-- Exercise inputs follows --

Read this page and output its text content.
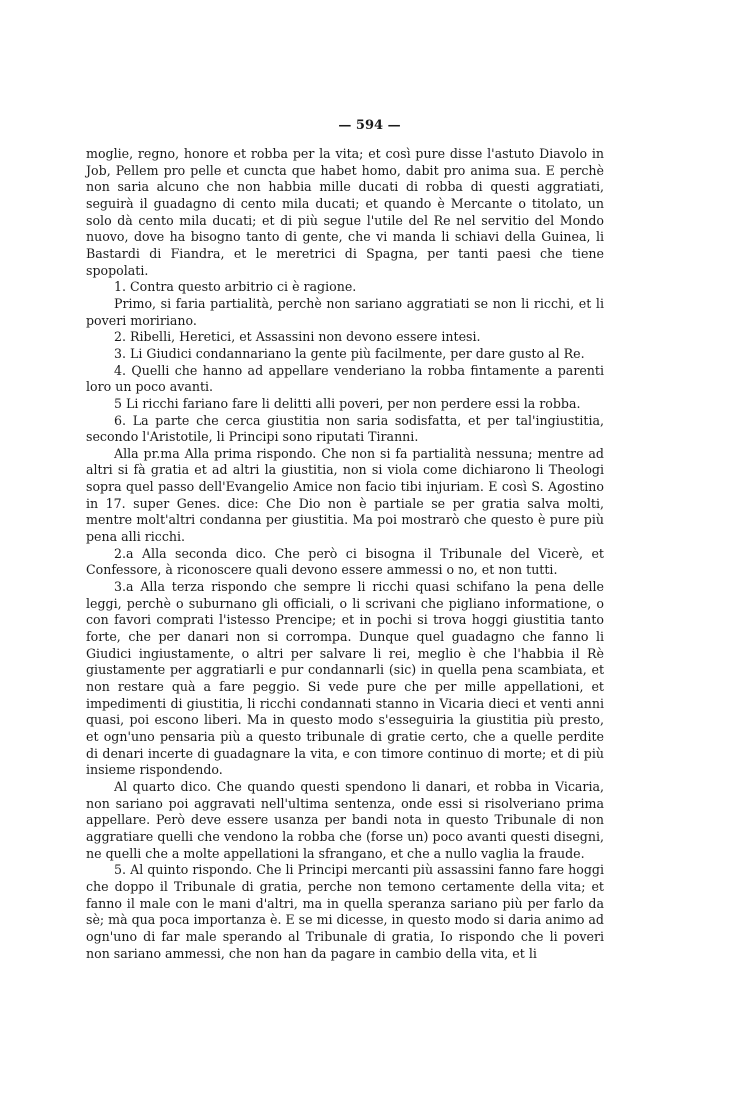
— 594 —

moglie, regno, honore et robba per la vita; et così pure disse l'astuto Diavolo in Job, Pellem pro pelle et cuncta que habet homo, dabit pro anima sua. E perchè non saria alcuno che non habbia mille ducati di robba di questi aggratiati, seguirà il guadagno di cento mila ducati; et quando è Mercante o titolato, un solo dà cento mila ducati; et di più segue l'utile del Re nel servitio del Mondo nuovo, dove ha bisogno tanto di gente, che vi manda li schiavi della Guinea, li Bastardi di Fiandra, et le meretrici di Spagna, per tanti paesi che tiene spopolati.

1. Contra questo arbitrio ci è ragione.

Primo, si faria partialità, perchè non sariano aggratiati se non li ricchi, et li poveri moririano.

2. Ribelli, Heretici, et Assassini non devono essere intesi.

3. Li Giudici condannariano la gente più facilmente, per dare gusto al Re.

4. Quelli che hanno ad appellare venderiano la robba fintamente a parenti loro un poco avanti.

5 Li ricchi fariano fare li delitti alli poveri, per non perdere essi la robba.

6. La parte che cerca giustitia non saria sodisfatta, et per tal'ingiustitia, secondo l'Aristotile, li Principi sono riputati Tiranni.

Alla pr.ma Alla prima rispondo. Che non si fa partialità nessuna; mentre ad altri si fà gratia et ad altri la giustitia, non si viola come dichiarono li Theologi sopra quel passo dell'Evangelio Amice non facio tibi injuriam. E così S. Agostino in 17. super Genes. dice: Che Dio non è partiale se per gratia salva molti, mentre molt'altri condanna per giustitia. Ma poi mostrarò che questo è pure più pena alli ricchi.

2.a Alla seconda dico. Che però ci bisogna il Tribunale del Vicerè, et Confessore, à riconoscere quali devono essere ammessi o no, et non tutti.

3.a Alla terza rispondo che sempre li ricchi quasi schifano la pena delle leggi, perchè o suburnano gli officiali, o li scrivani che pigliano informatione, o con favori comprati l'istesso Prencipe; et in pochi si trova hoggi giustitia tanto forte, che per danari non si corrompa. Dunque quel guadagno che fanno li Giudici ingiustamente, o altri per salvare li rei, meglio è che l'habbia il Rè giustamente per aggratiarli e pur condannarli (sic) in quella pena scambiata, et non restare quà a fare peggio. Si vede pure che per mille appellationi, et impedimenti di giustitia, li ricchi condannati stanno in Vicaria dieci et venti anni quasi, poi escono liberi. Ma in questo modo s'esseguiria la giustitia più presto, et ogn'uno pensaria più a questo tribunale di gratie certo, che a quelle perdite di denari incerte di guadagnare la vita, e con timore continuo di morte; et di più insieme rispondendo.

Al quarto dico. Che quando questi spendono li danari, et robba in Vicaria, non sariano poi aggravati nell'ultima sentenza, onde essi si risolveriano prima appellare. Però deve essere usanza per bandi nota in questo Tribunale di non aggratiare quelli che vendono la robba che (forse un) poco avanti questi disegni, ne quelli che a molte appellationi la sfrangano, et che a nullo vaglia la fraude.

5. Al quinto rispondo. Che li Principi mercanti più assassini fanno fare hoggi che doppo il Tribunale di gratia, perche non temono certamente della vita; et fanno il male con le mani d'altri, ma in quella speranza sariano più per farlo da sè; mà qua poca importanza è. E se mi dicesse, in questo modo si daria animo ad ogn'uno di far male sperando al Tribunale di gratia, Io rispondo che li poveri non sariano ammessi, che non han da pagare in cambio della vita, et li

-- Exercise inputs concluded --

Exercise goal – Pictures are to be omitted; otherwise, write out the data exactly as it appears.

Result of this exercise –
Read this page and output its text content.
— 594 —

moglie, regno, honore et robba per la vita; et così pure disse l'astuto Diavolo in Job, Pellem pro pelle et cuncta que habet homo, dabit pro anima sua. E perchè non saria alcuno che non habbia mille ducati di robba di questi aggratiati, seguirà il guadagno di cento mila ducati; et quando è Mercante o titolato, un solo dà cento mila ducati; et di più segue l'utile del Re nel servitio del Mondo nuovo, dove ha bisogno tanto di gente, che vi manda li schiavi della Guinea, li Bastardi di Fiandra, et le meretrici di Spagna, per tanti paesi che tiene spopolati.

1. Contra questo arbitrio ci è ragione.

Primo, si faria partialità, perchè non sariano aggratiati se non li ricchi, et li poveri moririano.

2. Ribelli, Heretici, et Assassini non devono essere intesi.

3. Li Giudici condannariano la gente più facilmente, per dare gusto al Re.

4. Quelli che hanno ad appellare venderiano la robba fintamente a parenti loro un poco avanti.

5 Li ricchi fariano fare li delitti alli poveri, per non perdere essi la robba.

6. La parte che cerca giustitia non saria sodisfatta, et per tal'ingiustitia, secondo l'Aristotile, li Principi sono riputati Tiranni.

Alla pr.ma Alla prima rispondo. Che non si fa partialità nessuna; mentre ad altri si fà gratia et ad altri la giustitia, non si viola come dichiarono li Theologi sopra quel passo dell'Evangelio Amice non facio tibi injuriam. E così S. Agostino in 17. super Genes. dice: Che Dio non è partiale se per gratia salva molti, mentre molt'altri condanna per giustitia. Ma poi mostrarò che questo è pure più pena alli ricchi.

2.a Alla seconda dico. Che però ci bisogna il Tribunale del Vicerè, et Confessore, à riconoscere quali devono essere ammessi o no, et non tutti.

3.a Alla terza rispondo che sempre li ricchi quasi schifano la pena delle leggi, perchè o suburnano gli officiali, o li scrivani che pigliano informatione, o con favori comprati l'istesso Prencipe; et in pochi si trova hoggi giustitia tanto forte, che per danari non si corrompa. Dunque quel guadagno che fanno li Giudici ingiustamente, o altri per salvare li rei, meglio è che l'habbia il Rè giustamente per aggratiarli e pur condannarli (sic) in quella pena scambiata, et non restare quà a fare peggio. Si vede pure che per mille appellationi, et impedimenti di giustitia, li ricchi condannati stanno in Vicaria dieci et venti anni quasi, poi escono liberi. Ma in questo modo s'esseguiria la giustitia più presto, et ogn'uno pensaria più a questo tribunale di gratie certo, che a quelle perdite di denari incerte di guadagnare la vita, e con timore continuo di morte; et di più insieme rispondendo.

Al quarto dico. Che quando questi spendono li danari, et robba in Vicaria, non sariano poi aggravati nell'ultima sentenza, onde essi si risolveriano prima appellare. Però deve essere usanza per bandi nota in questo Tribunale di non aggratiare quelli che vendono la robba che (forse un) poco avanti questi disegni, ne quelli che a molte appellationi la sfrangano, et che a nullo vaglia la fraude.

5. Al quinto rispondo. Che li Principi mercanti più assassini fanno fare hoggi che doppo il Tribunale di gratia, perche non temono certamente della vita; et fanno il male con le mani d'altri, ma in quella speranza sariano più per farlo da sè; mà qua poca importanza è. E se mi dicesse, in questo modo si daria animo ad ogn'uno di far male sperando al Tribunale di gratia, Io rispondo che li poveri non sariano ammessi, che non han da pagare in cambio della vita, et li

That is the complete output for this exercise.